■ TASK DESCRIPTION ■
Select lines where the word "name" appears.

[begin WORKING DATA]

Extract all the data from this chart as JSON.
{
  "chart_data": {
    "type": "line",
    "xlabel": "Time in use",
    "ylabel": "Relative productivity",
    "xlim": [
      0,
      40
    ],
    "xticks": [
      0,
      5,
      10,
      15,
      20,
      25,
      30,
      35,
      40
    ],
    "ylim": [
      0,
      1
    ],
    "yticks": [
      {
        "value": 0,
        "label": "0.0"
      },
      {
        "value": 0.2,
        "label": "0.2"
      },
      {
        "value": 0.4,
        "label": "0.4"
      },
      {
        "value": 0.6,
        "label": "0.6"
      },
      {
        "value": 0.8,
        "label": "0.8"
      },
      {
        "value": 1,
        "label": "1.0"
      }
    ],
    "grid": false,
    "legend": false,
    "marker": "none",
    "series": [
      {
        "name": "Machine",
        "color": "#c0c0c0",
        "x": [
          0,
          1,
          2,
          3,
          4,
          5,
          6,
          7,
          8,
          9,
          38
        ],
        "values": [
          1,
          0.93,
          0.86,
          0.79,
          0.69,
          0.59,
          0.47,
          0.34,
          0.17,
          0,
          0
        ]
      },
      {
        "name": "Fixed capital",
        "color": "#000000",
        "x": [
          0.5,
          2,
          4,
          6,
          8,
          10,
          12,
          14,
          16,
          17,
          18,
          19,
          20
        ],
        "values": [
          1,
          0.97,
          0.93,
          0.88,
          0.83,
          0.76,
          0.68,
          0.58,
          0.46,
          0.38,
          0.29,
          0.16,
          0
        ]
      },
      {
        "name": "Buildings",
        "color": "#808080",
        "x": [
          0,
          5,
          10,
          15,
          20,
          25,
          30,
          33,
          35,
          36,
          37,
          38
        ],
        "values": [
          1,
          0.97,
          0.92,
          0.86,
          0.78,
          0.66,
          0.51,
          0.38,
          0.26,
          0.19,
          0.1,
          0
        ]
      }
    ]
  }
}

[end WORKING DATA]

■ FULL RESPONSE ■
        "name": "Machine",
        "name": "Fixed capital",
        "name": "Buildings",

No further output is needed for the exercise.